TASK TO CARRY OUT: From the listing below, pull each line that includes "toBe".

RECORDS TO USE:
⟨

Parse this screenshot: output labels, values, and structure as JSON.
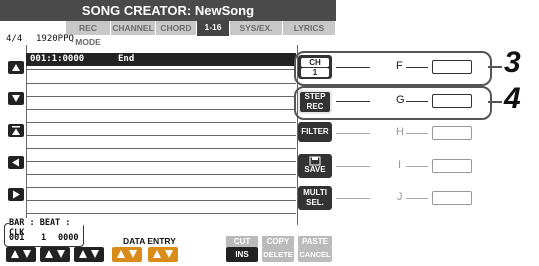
{
  "screen": {
    "title": "SONG CREATOR: NewSong",
    "tabs": [
      "REC MODE",
      "CHANNEL",
      "CHORD",
      "1-16",
      "SYS/EX.",
      "LYRICS"
    ],
    "active_tab": "1-16",
    "time_signature": "4/4",
    "resolution": "1920PPQ"
  },
  "events": [
    {
      "position": "001:1:0000",
      "event": "End"
    }
  ],
  "side_buttons": [
    {
      "label1": "CH",
      "label2": "1",
      "letter": "F"
    },
    {
      "label1": "STEP",
      "label2": "REC",
      "letter": "G"
    },
    {
      "label1": "FILTER",
      "label2": "",
      "letter": "H"
    },
    {
      "label1": "",
      "label2": "SAVE",
      "letter": "I"
    },
    {
      "label1": "MULTI",
      "label2": "SEL.",
      "letter": "J"
    }
  ],
  "callouts": [
    "3",
    "4"
  ],
  "footer": {
    "bar_header": "BAR : BEAT : CLK",
    "bar": "001",
    "beat": "1",
    "clk": "0000",
    "data_entry": "DATA ENTRY",
    "cut": "CUT",
    "copy": "COPY",
    "paste": "PASTE",
    "ins": "INS",
    "delete": "DELETE",
    "cancel": "CANCEL"
  }
}
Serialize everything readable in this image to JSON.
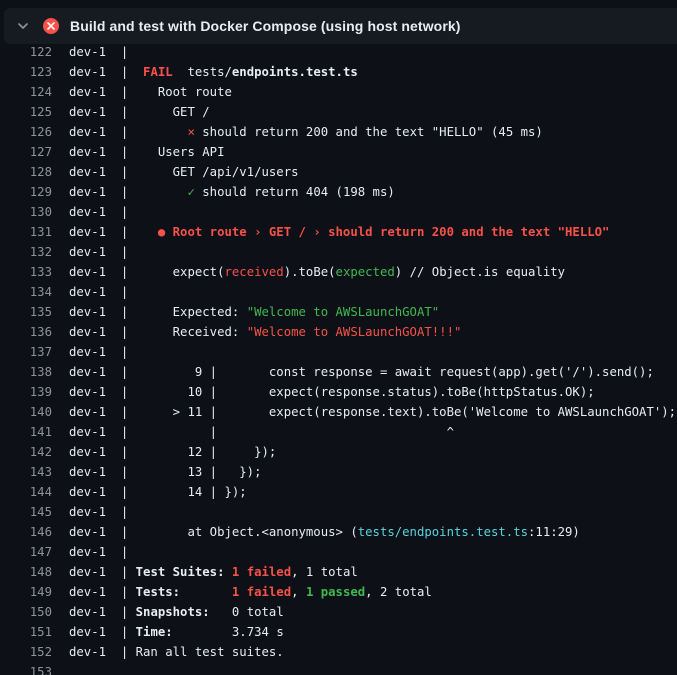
{
  "header": {
    "title": "Build and test with Docker Compose (using host network)"
  },
  "colors": {
    "fail": "#f85149",
    "pass": "#3fb950",
    "path": "#56d4dd",
    "text": "#e6edf3",
    "line_number": "#8b949e",
    "background": "#0d1117"
  },
  "icons": {
    "chevron": "chevron-down-icon",
    "status": "x-circle-fill-icon"
  },
  "log": [
    {
      "n": "122",
      "segs": [
        {
          "t": "dev-1  |"
        }
      ]
    },
    {
      "n": "123",
      "segs": [
        {
          "t": "dev-1  |  "
        },
        {
          "t": "FAIL",
          "c": "fail-badge"
        },
        {
          "t": "  tests/"
        },
        {
          "t": "endpoints.test.ts",
          "c": "b"
        }
      ]
    },
    {
      "n": "124",
      "segs": [
        {
          "t": "dev-1  |    Root route"
        }
      ]
    },
    {
      "n": "125",
      "segs": [
        {
          "t": "dev-1  |      GET /"
        }
      ]
    },
    {
      "n": "126",
      "segs": [
        {
          "t": "dev-1  |        "
        },
        {
          "t": "×",
          "c": "c-red"
        },
        {
          "t": " should return 200 and the text \"HELLO\" (45 ms)"
        }
      ]
    },
    {
      "n": "127",
      "segs": [
        {
          "t": "dev-1  |    Users API"
        }
      ]
    },
    {
      "n": "128",
      "segs": [
        {
          "t": "dev-1  |      GET /api/v1/users"
        }
      ]
    },
    {
      "n": "129",
      "segs": [
        {
          "t": "dev-1  |        "
        },
        {
          "t": "✓",
          "c": "c-green"
        },
        {
          "t": " should return 404 (198 ms)"
        }
      ]
    },
    {
      "n": "130",
      "segs": [
        {
          "t": "dev-1  |"
        }
      ]
    },
    {
      "n": "131",
      "segs": [
        {
          "t": "dev-1  |    "
        },
        {
          "t": "● Root route › GET / › should return 200 and the text \"HELLO\"",
          "c": "c-red b"
        }
      ]
    },
    {
      "n": "132",
      "segs": [
        {
          "t": "dev-1  |"
        }
      ]
    },
    {
      "n": "133",
      "segs": [
        {
          "t": "dev-1  |      expect("
        },
        {
          "t": "received",
          "c": "c-red"
        },
        {
          "t": ").toBe("
        },
        {
          "t": "expected",
          "c": "c-green"
        },
        {
          "t": ") // Object.is equality"
        }
      ]
    },
    {
      "n": "134",
      "segs": [
        {
          "t": "dev-1  |"
        }
      ]
    },
    {
      "n": "135",
      "segs": [
        {
          "t": "dev-1  |      Expected: "
        },
        {
          "t": "\"Welcome to AWSLaunchGOAT\"",
          "c": "c-green"
        }
      ]
    },
    {
      "n": "136",
      "segs": [
        {
          "t": "dev-1  |      Received: "
        },
        {
          "t": "\"Welcome to AWSLaunchGOAT!!!\"",
          "c": "c-red"
        }
      ]
    },
    {
      "n": "137",
      "segs": [
        {
          "t": "dev-1  |"
        }
      ]
    },
    {
      "n": "138",
      "segs": [
        {
          "t": "dev-1  |         9 |       const response = await request(app).get('/').send();"
        }
      ]
    },
    {
      "n": "139",
      "segs": [
        {
          "t": "dev-1  |        10 |       expect(response.status).toBe(httpStatus.OK);"
        }
      ]
    },
    {
      "n": "140",
      "segs": [
        {
          "t": "dev-1  |      > 11 |       expect(response.text).toBe('Welcome to AWSLaunchGOAT');"
        }
      ]
    },
    {
      "n": "141",
      "segs": [
        {
          "t": "dev-1  |           |                               ^"
        }
      ]
    },
    {
      "n": "142",
      "segs": [
        {
          "t": "dev-1  |        12 |     });"
        }
      ]
    },
    {
      "n": "143",
      "segs": [
        {
          "t": "dev-1  |        13 |   });"
        }
      ]
    },
    {
      "n": "144",
      "segs": [
        {
          "t": "dev-1  |        14 | });"
        }
      ]
    },
    {
      "n": "145",
      "segs": [
        {
          "t": "dev-1  |"
        }
      ]
    },
    {
      "n": "146",
      "segs": [
        {
          "t": "dev-1  |        at Object.<anonymous> ("
        },
        {
          "t": "tests/endpoints.test.ts",
          "c": "c-cyan"
        },
        {
          "t": ":11:29)"
        }
      ]
    },
    {
      "n": "147",
      "segs": [
        {
          "t": "dev-1  |"
        }
      ]
    },
    {
      "n": "148",
      "segs": [
        {
          "t": "dev-1  | "
        },
        {
          "t": "Test Suites:",
          "c": "b"
        },
        {
          "t": " "
        },
        {
          "t": "1 failed",
          "c": "c-red b"
        },
        {
          "t": ", 1 total"
        }
      ]
    },
    {
      "n": "149",
      "segs": [
        {
          "t": "dev-1  | "
        },
        {
          "t": "Tests:",
          "c": "b"
        },
        {
          "t": "       "
        },
        {
          "t": "1 failed",
          "c": "c-red b"
        },
        {
          "t": ", "
        },
        {
          "t": "1 passed",
          "c": "c-green b"
        },
        {
          "t": ", 2 total"
        }
      ]
    },
    {
      "n": "150",
      "segs": [
        {
          "t": "dev-1  | "
        },
        {
          "t": "Snapshots:",
          "c": "b"
        },
        {
          "t": "   0 total"
        }
      ]
    },
    {
      "n": "151",
      "segs": [
        {
          "t": "dev-1  | "
        },
        {
          "t": "Time:",
          "c": "b"
        },
        {
          "t": "        3.734 s"
        }
      ]
    },
    {
      "n": "152",
      "segs": [
        {
          "t": "dev-1  | Ran all test suites."
        }
      ]
    },
    {
      "n": "153",
      "segs": []
    }
  ]
}
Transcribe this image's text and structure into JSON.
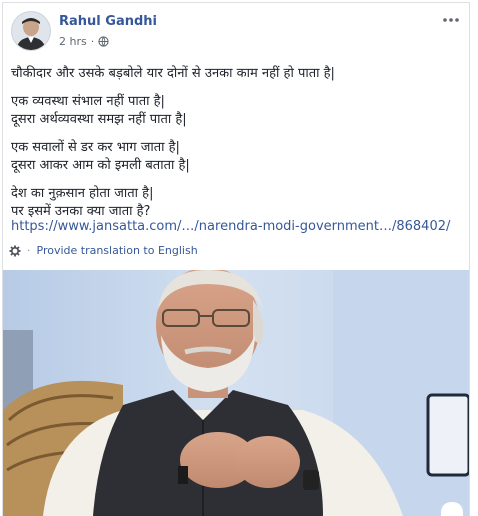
{
  "post": {
    "author": "Rahul Gandhi",
    "timestamp": "2 hrs",
    "audience_icon": "globe-icon",
    "paragraphs": [
      [
        "चौकीदार और उसके बड़बोले यार दोनों से उनका काम नहीं हो पाता है|"
      ],
      [
        "एक व्यवस्था संभाल नहीं पाता है|",
        "दूसरा अर्थव्यवस्था समझ नहीं पाता है|"
      ],
      [
        "एक सवालों से डर कर भाग जाता है|",
        "दूसरा आकर आम को इमली बताता है|"
      ],
      [
        "देश का नुक़सान होता जाता है|",
        "पर इसमें उनका क्या जाता है?"
      ]
    ],
    "link": "https://www.jansatta.com/…/narendra-modi-government…/868402/",
    "translate_label": "Provide translation to English",
    "translate_icon": "gear-icon",
    "photo_alt": "photo"
  },
  "colors": {
    "link": "#365899",
    "text": "#1d2129",
    "meta": "#616770"
  }
}
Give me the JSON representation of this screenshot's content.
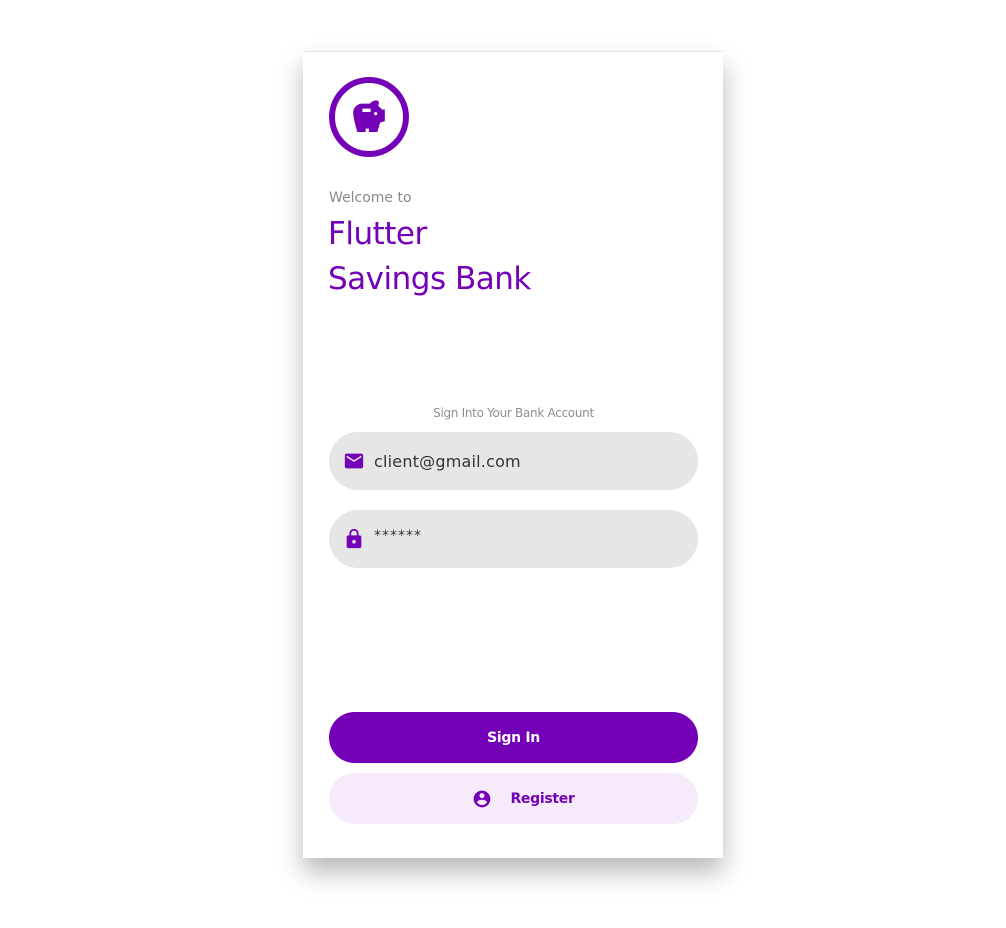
{
  "brand": {
    "accent_color": "#7400b8",
    "logo_icon": "piggy-bank-icon"
  },
  "header": {
    "welcome": "Welcome to",
    "title_line1": "Flutter",
    "title_line2": "Savings Bank"
  },
  "form": {
    "subtitle": "Sign Into Your Bank Account",
    "email": {
      "icon": "mail-icon",
      "value": "client@gmail.com"
    },
    "password": {
      "icon": "lock-icon",
      "value": "******"
    }
  },
  "actions": {
    "sign_in_label": "Sign In",
    "register_label": "Register",
    "register_icon": "account-circle-icon"
  }
}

⟩

RESULT OF THE EXERCISE:
          "t": ").toBe("
          "t": "dev-1  |        10 |       expect(response.status).toBe(httpStatus.OK);"
          "t": "dev-1  |      > 11 |       expect(response.text).toBe('Welcome to AWSLaunchGOAT');"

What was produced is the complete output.